It's all about speed

By Jarred Cinman, Product director at Cambrient

Johannesburg, 23 Apr 2007

I've worked in Web development since 1995, but not until last month did I have the long overdue chance to work on a rare South African phenomenon: the high-traffic site. I want to relay some of the important lessons I learned in implementing and launching this system.

As the Web starts to pick up pace here, more and more old and new Web development hacks are going to face the challenges of sites that are actually visited.

And it's all about one thing really: speed.

Speeding up

It's been a long time since I worried about the download time of any of my Web sites. Why? Because the average corporate Web site is visited so infrequently that even a fairly large home page that takes a few minutes to download is acceptable.

Frankly, people aren't as impatient as they're cracked up to be. If I want to see Acme Traders' home page and it's a little slow, I'll bear with it. I might be slightly irritated, but I'll forget that within reason if I find what I want.

Not so on a high-traffic, frequently used site. Take ITWeb as a useful example. Visitors will typically return often, for news updates appear regularly. Links back from e-mailers, links from other sites and so forth. If the user were to wait five times a day for a slow page to appear, things move from slightly irritating to downright unacceptable.

Speed strategy number one: Caching

Caching is one of the most important and useful back-end features in Web browsers, content management systems, application servers and databases.

Layout coordinate data
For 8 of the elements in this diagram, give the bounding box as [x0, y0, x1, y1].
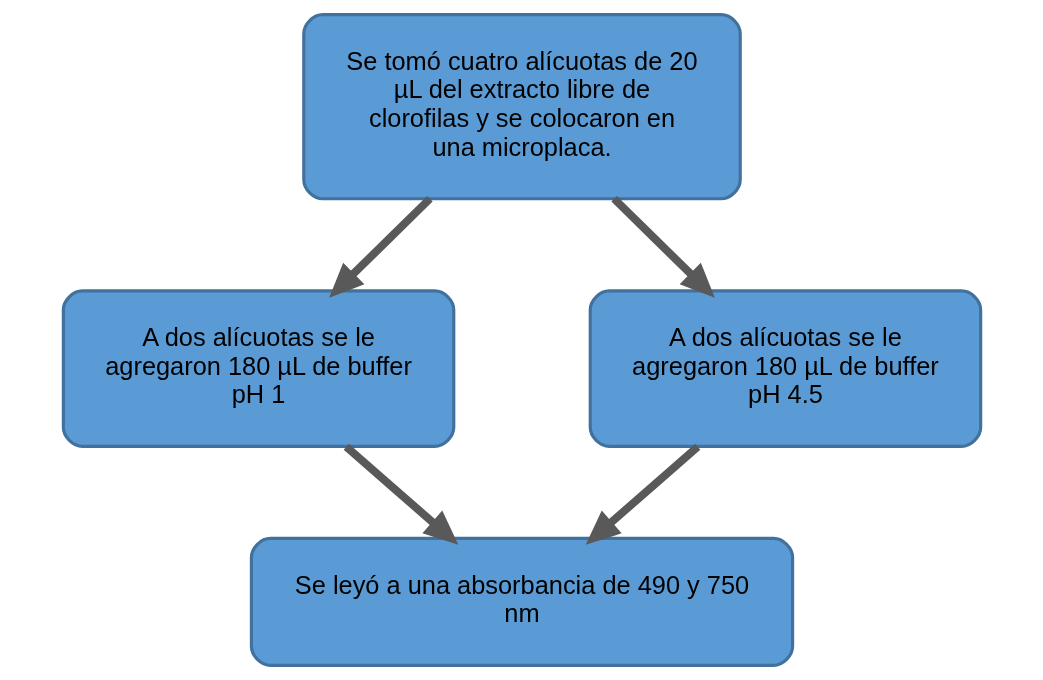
arrow: [343, 443, 458, 545]
node-box: Se tomó cuatro alícuotas de 20 µL del extracto libre de clorofilas y se colocaron en una microplaca.: [301, 13, 742, 201]
node-box: A dos alícuotas se le agregaron 180 µL de buffer pH 4.5: [588, 289, 982, 448]
arrow: [585, 443, 700, 545]
arrow: [328, 195, 433, 298]
node-box: A dos alícuotas se le agregaron 180 µL de buffer pH 1: [61, 289, 455, 448]
node-box: Se leyó a una absorbancia de 490 y 750 nm: [249, 536, 794, 667]
arrow: [610, 195, 715, 298]
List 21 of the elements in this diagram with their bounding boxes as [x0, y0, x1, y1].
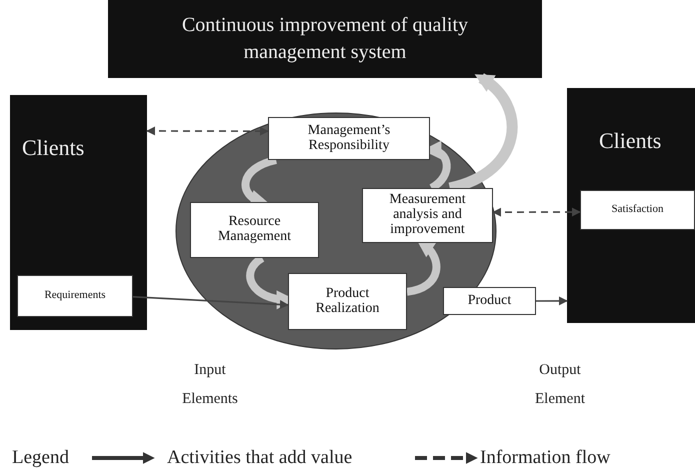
input-box: Requirements [17, 275, 133, 317]
process-box: Management’s Responsibility [268, 117, 430, 160]
process-box: Measurement analysis and improvement [362, 188, 493, 243]
panel-title: Clients [22, 135, 84, 161]
arrow [132, 296, 289, 309]
arrow [536, 296, 568, 306]
output-box: Product [443, 287, 536, 315]
client-panel [567, 88, 695, 323]
output-box: Satisfaction [580, 190, 695, 230]
process-box: Product Realization [288, 273, 407, 330]
element-label: Output Element [534, 361, 586, 408]
dashed-arrow [492, 208, 581, 217]
legend-text: Activities that add value [167, 446, 352, 468]
legend-title: Legend [12, 446, 69, 468]
legend-text: Information flow [480, 446, 610, 468]
panel-title: Clients [599, 128, 662, 154]
process-box: Resource Management [190, 202, 319, 258]
title-banner: Continuous improvement of quality management system [108, 0, 542, 78]
client-panel [10, 95, 147, 330]
dashed-arrow [146, 126, 269, 136]
element-label: Input Elements [181, 361, 239, 408]
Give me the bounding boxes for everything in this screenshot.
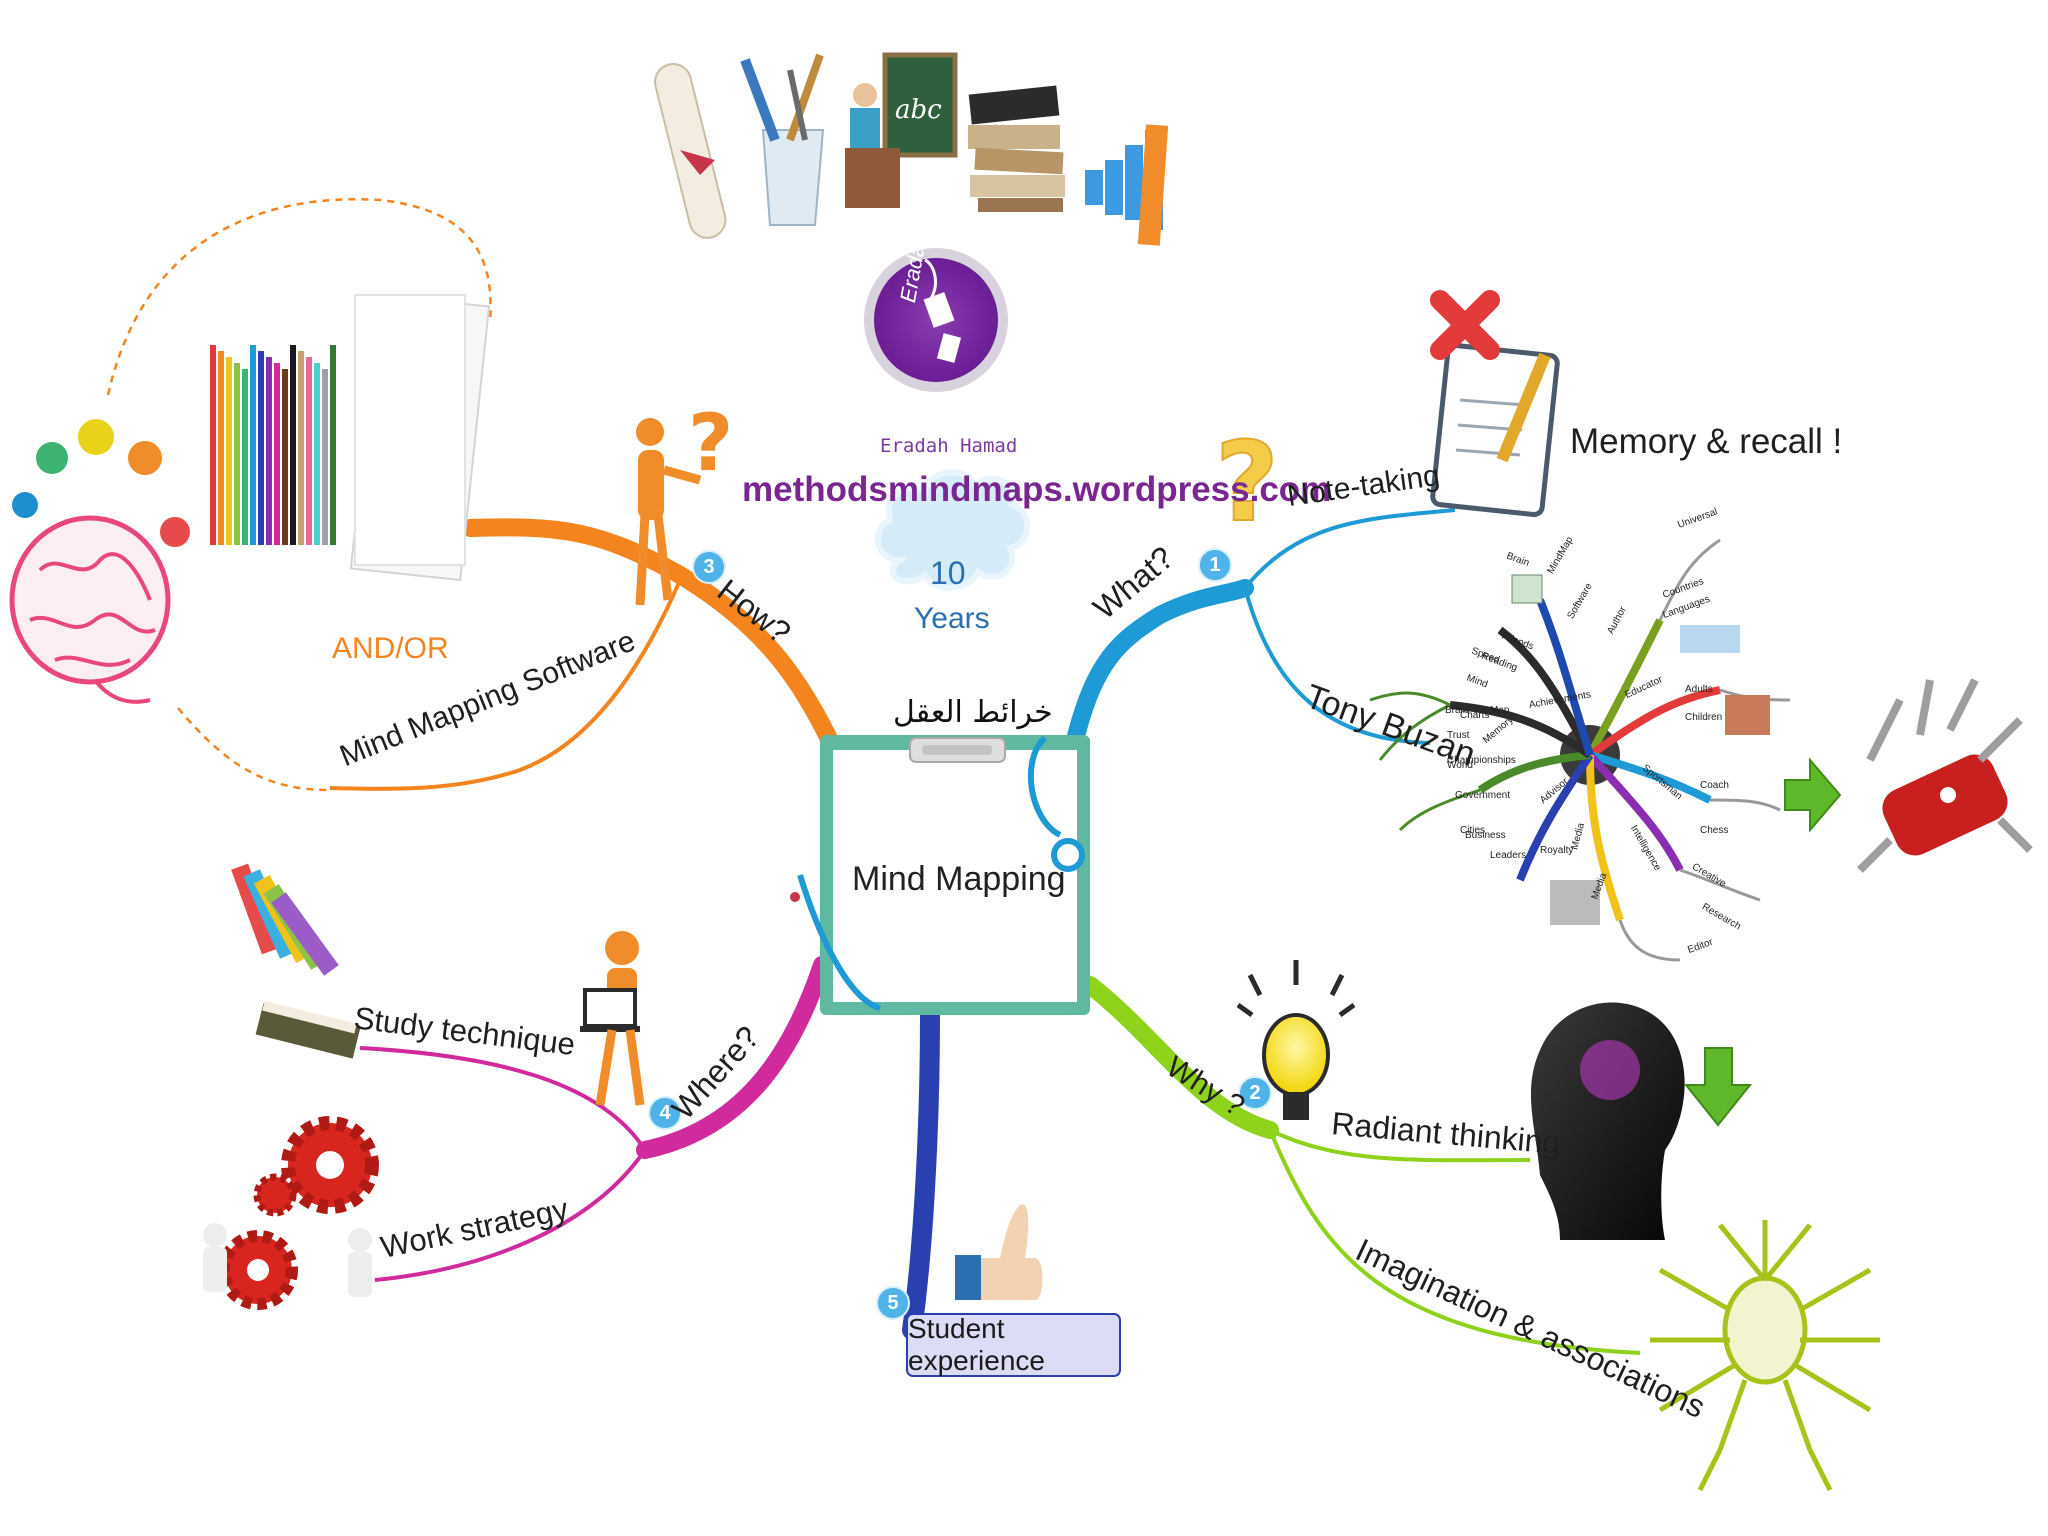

▸ **EXERCISES**
1: Copy the passage of the article on site speed from "Johannesburg, 23 Apr" to "are actually visited." word for word.
2: Answer these questions from the article on site speed.
(a) Since what year has the writer worked in Web development?
(b) Which city is given as the article's dateline?
(c) What is named as speed strategy number one?

▸ **OUTPUTS BY TASK**
1:
Johannesburg, 23 Apr 2007

I've worked in Web development since 1995, but not until last month did I have the long overdue chance to work on a rare South African phenomenon: the high-traffic site. I want to relay some of the important lessons I learned in implementing and launching this system.

As the Web starts to pick up pace here, more and more old and new Web development hacks are going to face the challenges of sites that are actually visited.

2:
(a) 1995
(b) Johannesburg
(c) Caching